(Rows from a dataset)

((

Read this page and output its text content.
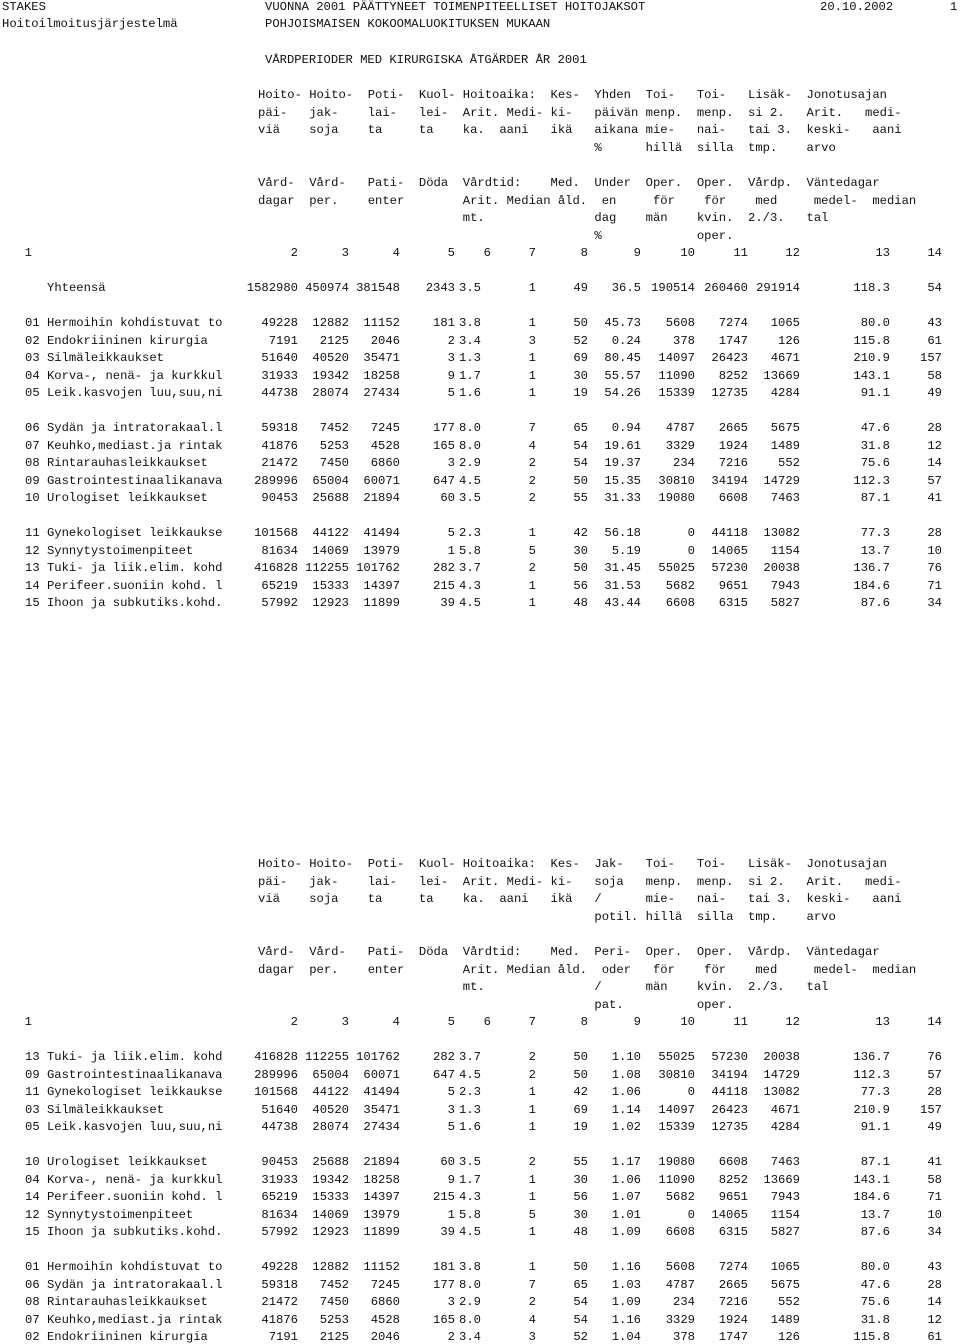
STAKES	VUONNA 2001 PÄÄTTYNEET TOIMENPITEELLISET HOITOJAKSOT	20.10.2002	1
Hoitoilmoitusjärjestelmä	POHJOISMAISEN KOKOOMALUOKITUKSEN MUKAAN
VÅRDPERIODER MED KIRURGISKA ÅTGÄRDER ÅR 2001
Hoito- Hoito-  Poti-  Kuol- Hoitoaika:  Kes-  Yhden  Toi-   Toi-   Lisäk-  Jonotusajan
päi-   jak-    lai-   lei-  Arit. Medi- ki-   päivän menp.  menp.  si 2.   Arit.   medi-
viä    soja    ta     ta    ka.  aani   ikä   aikana mie-   nai-   tai 3.  keski-   aani
%      hillä  silla  tmp.    arvo
Vård-  Vård-   Pati-  Döda  Vårdtid:    Med.  Under  Oper.  Oper.  Vårdp.  Väntedagar
dagar  per.    enter        Arit. Median åld.  en     för    för    med     medel-  median
mt.               dag    män    kvin.  2./3.   tal
%             oper.
1	2	3	4	5 6	7	8	9	10	11	12	13	14
Yhteensä	1582980 450974 381548 2343 3.5	1	49 36.5 190514 260460 291914	118.3	54
01 Hermoihin kohdistuvat to	49228 12882 11152	181 3.8	1	50 45.73 5608 7274 1065	80.0	43
02 Endokriininen kirurgia	7191 2125 2046	2 3.4	3	52 0.24	378 1747 126	115.8	61
03 Silmäleikkaukset	51640 40520 35471	3 1.3	1	69 80.45 14097 26423 4671	210.9 157
04 Korva-, nenä- ja kurkkul	31933 19342 18258	9 1.7	1	30 55.57 11090 8252 13669	143.1	58
05 Leik.kasvojen luu,suu,ni	44738 28074 27434	5 1.6	1	19 54.26 15339 12735 4284	91.1	49
06 Sydän ja intratorakaal.l	59318 7452 7245	177 8.0	7	65 0.94 4787 2665 5675	47.6	28
07 Keuhko,mediast.ja rintak	41876 5253 4528	165 8.0	4	54 19.61 3329 1924 1489	31.8	12
08 Rintarauhasleikkaukset	21472 7450 6860	3 2.9	2	54 19.37	234 7216 552	75.6	14
09 Gastrointestinaalikanava	289996 65004 60071	647 4.5	2	50 15.35 30810 34194 14729	112.3	57
10 Urologiset leikkaukset	90453 25688 21894	60 3.5	2	55 31.33 19080 6608 7463	87.1	41
11 Gynekologiset leikkaukse	101568 44122 41494	5 2.3	1	42 56.18	0 44118 13082	77.3	28
12 Synnytystoimenpiteet	81634 14069 13979	1 5.8	5	30 5.19	0 14065 1154	13.7	10
13 Tuki- ja liik.elim. kohd	416828 112255 101762	282 3.7	2	50 31.45 55025 57230 20038	136.7	76
14 Perifeer.suoniin kohd. l	65219 15333 14397	215 4.3	1	56 31.53 5682 9651 7943	184.6	71
15 Ihoon ja subkutiks.kohd.	57992 12923 11899	39 4.5	1	48 43.44 6608 6315 5827	87.6	34
Hoito- Hoito-  Poti-  Kuol- Hoitoaika:  Kes-  Jak-   Toi-   Toi-   Lisäk-  Jonotusajan
päi-   jak-    lai-   lei-  Arit. Medi- ki-   soja   menp.  menp.  si 2.   Arit.   medi-
viä    soja    ta     ta    ka.  aani   ikä   /      mie-   nai-   tai 3.  keski-   aani
potil. hillä  silla  tmp.    arvo
Vård-  Vård-   Pati-  Döda  Vårdtid:    Med.  Peri-  Oper.  Oper.  Vårdp.  Väntedagar
dagar  per.    enter        Arit. Median åld.  oder   för    för    med     medel-  median
mt.               /      män    kvin.  2./3.   tal
pat.          oper.
1	2	3	4	5 6	7	8	9	10	11	12	13	14
13 Tuki- ja liik.elim. kohd	416828 112255 101762	282 3.7	2	50 1.10 55025 57230 20038	136.7	76
09 Gastrointestinaalikanava	289996 65004 60071	647 4.5	2	50 1.08 30810 34194 14729	112.3	57
11 Gynekologiset leikkaukse	101568 44122 41494	5 2.3	1	42 1.06	0 44118 13082	77.3	28
03 Silmäleikkaukset	51640 40520 35471	3 1.3	1	69 1.14 14097 26423 4671	210.9 157
05 Leik.kasvojen luu,suu,ni	44738 28074 27434	5 1.6	1	19 1.02 15339 12735 4284	91.1	49
10 Urologiset leikkaukset	90453 25688 21894	60 3.5	2	55 1.17 19080 6608 7463	87.1	41
04 Korva-, nenä- ja kurkkul	31933 19342 18258	9 1.7	1	30 1.06 11090 8252 13669	143.1	58
14 Perifeer.suoniin kohd. l	65219 15333 14397	215 4.3	1	56 1.07 5682 9651 7943	184.6	71
12 Synnytystoimenpiteet	81634 14069 13979	1 5.8	5	30 1.01	0 14065 1154	13.7	10
15 Ihoon ja subkutiks.kohd.	57992 12923 11899	39 4.5	1	48 1.09 6608 6315 5827	87.6	34
01 Hermoihin kohdistuvat to	49228 12882 11152	181 3.8	1	50 1.16 5608 7274 1065	80.0	43
06 Sydän ja intratorakaal.l	59318 7452 7245	177 8.0	7	65 1.03 4787 2665 5675	47.6	28
08 Rintarauhasleikkaukset	21472 7450 6860	3 2.9	2	54 1.09	234 7216 552	75.6	14
07 Keuhko,mediast.ja rintak	41876 5253 4528	165 8.0	4	54 1.16 3329 1924 1489	31.8	12
02 Endokriininen kirurgia	7191 2125 2046	2 3.4	3	52 1.04	378 1747 126	115.8	61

))

▸ Do this:
Go through the preceding material and copy each line that has the word "kirurgia".

▸ Answer for the task:
02 Endokriininen kirurgia	7191 2125 2046	2 3.4	3	52 0.24	378 1747 126	115.8	61
02 Endokriininen kirurgia	7191 2125 2046	2 3.4	3	52 1.04	378 1747 126	115.8	61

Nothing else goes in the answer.